The exercise
Word for word, copy all the data and drop the pictures.

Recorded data
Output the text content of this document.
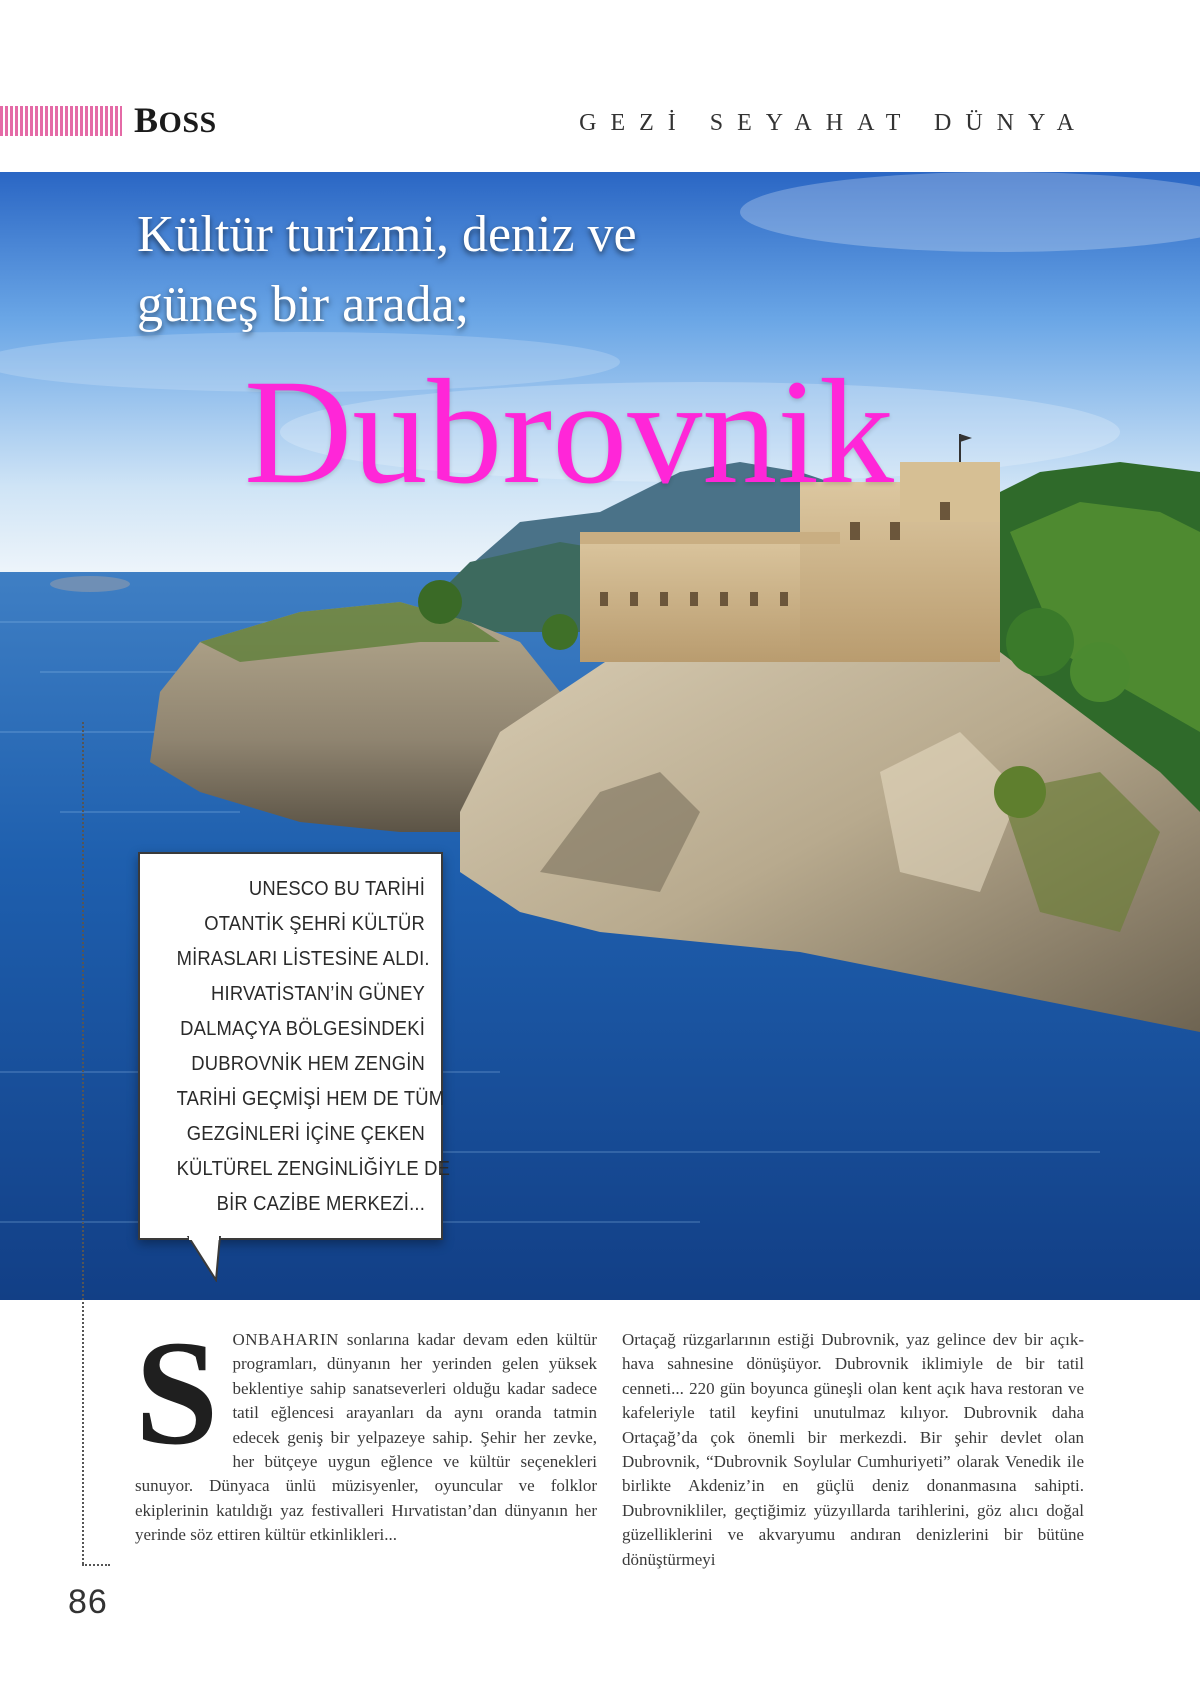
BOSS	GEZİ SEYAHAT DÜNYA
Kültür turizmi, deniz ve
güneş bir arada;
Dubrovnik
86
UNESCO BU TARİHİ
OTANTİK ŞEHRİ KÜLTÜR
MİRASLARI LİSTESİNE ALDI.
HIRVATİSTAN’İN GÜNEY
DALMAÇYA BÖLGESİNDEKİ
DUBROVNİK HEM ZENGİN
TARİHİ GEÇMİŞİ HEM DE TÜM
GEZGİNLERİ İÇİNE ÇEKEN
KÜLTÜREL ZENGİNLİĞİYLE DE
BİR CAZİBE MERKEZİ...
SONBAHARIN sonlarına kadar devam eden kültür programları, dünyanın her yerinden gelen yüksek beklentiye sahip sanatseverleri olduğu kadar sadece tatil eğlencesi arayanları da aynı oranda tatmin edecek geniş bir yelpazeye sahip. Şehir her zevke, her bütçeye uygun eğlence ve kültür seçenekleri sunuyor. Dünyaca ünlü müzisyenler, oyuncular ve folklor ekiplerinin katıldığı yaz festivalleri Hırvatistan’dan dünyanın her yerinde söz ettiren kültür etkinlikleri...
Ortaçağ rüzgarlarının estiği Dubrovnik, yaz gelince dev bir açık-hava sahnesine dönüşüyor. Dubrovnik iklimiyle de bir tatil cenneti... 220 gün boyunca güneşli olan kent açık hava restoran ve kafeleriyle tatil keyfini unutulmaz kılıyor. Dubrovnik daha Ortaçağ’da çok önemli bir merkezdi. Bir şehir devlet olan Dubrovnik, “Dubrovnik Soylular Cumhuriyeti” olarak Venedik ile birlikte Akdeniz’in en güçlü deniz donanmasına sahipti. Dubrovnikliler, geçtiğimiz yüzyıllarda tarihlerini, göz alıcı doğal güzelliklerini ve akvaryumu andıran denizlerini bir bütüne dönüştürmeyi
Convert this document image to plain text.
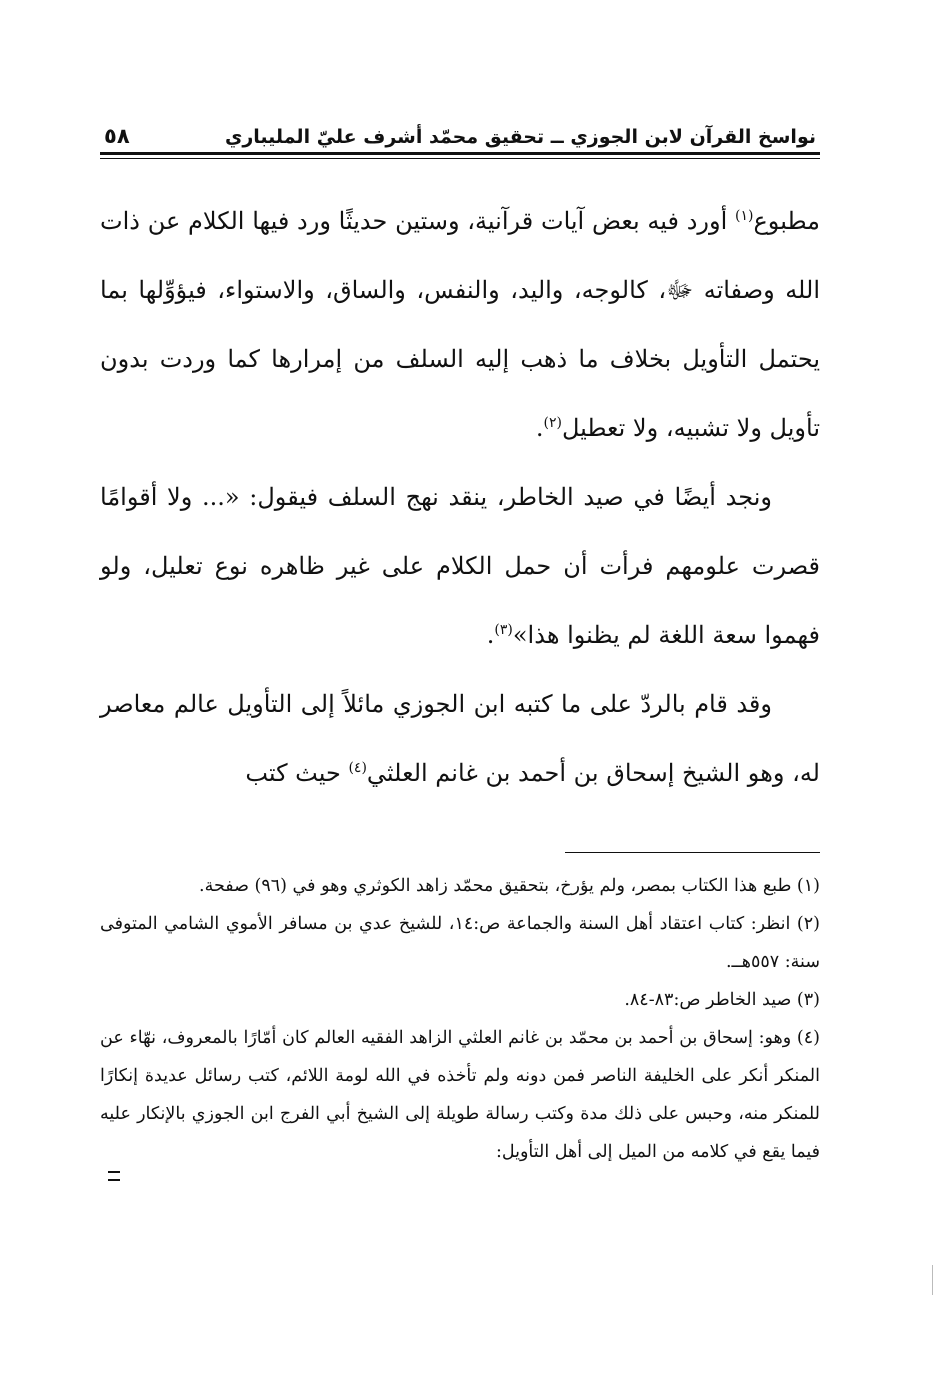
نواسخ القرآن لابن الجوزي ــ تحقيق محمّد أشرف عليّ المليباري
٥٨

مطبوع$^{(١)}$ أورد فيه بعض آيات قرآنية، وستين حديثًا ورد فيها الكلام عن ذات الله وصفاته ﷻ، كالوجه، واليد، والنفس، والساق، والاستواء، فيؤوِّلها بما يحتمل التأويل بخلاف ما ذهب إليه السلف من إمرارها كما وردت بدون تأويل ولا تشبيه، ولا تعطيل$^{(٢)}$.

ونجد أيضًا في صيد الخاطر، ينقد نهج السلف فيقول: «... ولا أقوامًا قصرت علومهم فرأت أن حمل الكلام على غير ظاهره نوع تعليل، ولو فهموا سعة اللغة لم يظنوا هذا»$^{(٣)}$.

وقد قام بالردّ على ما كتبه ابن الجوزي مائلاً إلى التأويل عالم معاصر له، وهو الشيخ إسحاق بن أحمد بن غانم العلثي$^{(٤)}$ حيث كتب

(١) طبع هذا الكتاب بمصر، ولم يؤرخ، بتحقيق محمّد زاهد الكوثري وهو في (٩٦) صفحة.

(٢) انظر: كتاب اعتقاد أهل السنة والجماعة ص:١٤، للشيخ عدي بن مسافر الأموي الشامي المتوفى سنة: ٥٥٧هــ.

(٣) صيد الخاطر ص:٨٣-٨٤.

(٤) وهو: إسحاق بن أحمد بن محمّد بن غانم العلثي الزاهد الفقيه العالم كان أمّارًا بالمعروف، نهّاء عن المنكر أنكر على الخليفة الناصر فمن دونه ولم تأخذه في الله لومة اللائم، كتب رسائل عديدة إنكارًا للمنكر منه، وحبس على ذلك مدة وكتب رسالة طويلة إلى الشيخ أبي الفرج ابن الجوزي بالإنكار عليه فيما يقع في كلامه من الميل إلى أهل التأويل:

Output of the task
Output the text content of this document.
BOSS	GEZİ SEYAHAT DÜNYA
Kültür turizmi, deniz ve
güneş bir arada;
Dubrovnik
86
UNESCO BU TARİHİ
OTANTİK ŞEHRİ KÜLTÜR
MİRASLARI LİSTESİNE ALDI.
HIRVATİSTAN’İN GÜNEY
DALMAÇYA BÖLGESİNDEKİ
DUBROVNİK HEM ZENGİN
TARİHİ GEÇMİŞİ HEM DE TÜM
GEZGİNLERİ İÇİNE ÇEKEN
KÜLTÜREL ZENGİNLİĞİYLE DE
BİR CAZİBE MERKEZİ...
SONBAHARIN sonlarına kadar devam eden kültür programları, dünyanın her yerinden gelen yüksek beklentiye sahip sanatseverleri olduğu kadar sadece tatil eğlencesi arayanları da aynı oranda tatmin edecek geniş bir yelpazeye sahip. Şehir her zevke, her bütçeye uygun eğlence ve kültür seçenekleri sunuyor. Dünyaca ünlü müzisyenler, oyuncular ve folklor ekiplerinin katıldığı yaz festivalleri Hırvatistan’dan dünyanın her yerinde söz ettiren kültür etkinlikleri...
Ortaçağ rüzgarlarının estiği Dubrovnik, yaz gelince dev bir açık-hava sahnesine dönüşüyor. Dubrovnik iklimiyle de bir tatil cenneti... 220 gün boyunca güneşli olan kent açık hava restoran ve kafeleriyle tatil keyfini unutulmaz kılıyor. Dubrovnik daha Ortaçağ’da çok önemli bir merkezdi. Bir şehir devlet olan Dubrovnik, “Dubrovnik Soylular Cumhuriyeti” olarak Venedik ile birlikte Akdeniz’in en güçlü deniz donanmasına sahipti. Dubrovnikliler, geçtiğimiz yüzyıllarda tarihlerini, göz alıcı doğal güzelliklerini ve akvaryumu andıran denizlerini bir bütüne dönüştürmeyi
Convert this document image to plain text.
نواسخ القرآن لابن الجوزي ــ تحقيق محمّد أشرف عليّ المليباري
٥٨

مطبوع$^{(١)}$ أورد فيه بعض آيات قرآنية، وستين حديثًا ورد فيها الكلام عن ذات الله وصفاته ﷻ، كالوجه، واليد، والنفس، والساق، والاستواء، فيؤوِّلها بما يحتمل التأويل بخلاف ما ذهب إليه السلف من إمرارها كما وردت بدون تأويل ولا تشبيه، ولا تعطيل$^{(٢)}$.

ونجد أيضًا في صيد الخاطر، ينقد نهج السلف فيقول: «... ولا أقوامًا قصرت علومهم فرأت أن حمل الكلام على غير ظاهره نوع تعليل، ولو فهموا سعة اللغة لم يظنوا هذا»$^{(٣)}$.

وقد قام بالردّ على ما كتبه ابن الجوزي مائلاً إلى التأويل عالم معاصر له، وهو الشيخ إسحاق بن أحمد بن غانم العلثي$^{(٤)}$ حيث كتب

(١) طبع هذا الكتاب بمصر، ولم يؤرخ، بتحقيق محمّد زاهد الكوثري وهو في (٩٦) صفحة.

(٢) انظر: كتاب اعتقاد أهل السنة والجماعة ص:١٤، للشيخ عدي بن مسافر الأموي الشامي المتوفى سنة: ٥٥٧هــ.

(٣) صيد الخاطر ص:٨٣-٨٤.

(٤) وهو: إسحاق بن أحمد بن محمّد بن غانم العلثي الزاهد الفقيه العالم كان أمّارًا بالمعروف، نهّاء عن المنكر أنكر على الخليفة الناصر فمن دونه ولم تأخذه في الله لومة اللائم، كتب رسائل عديدة إنكارًا للمنكر منه، وحبس على ذلك مدة وكتب رسالة طويلة إلى الشيخ أبي الفرج ابن الجوزي بالإنكار عليه فيما يقع في كلامه من الميل إلى أهل التأويل:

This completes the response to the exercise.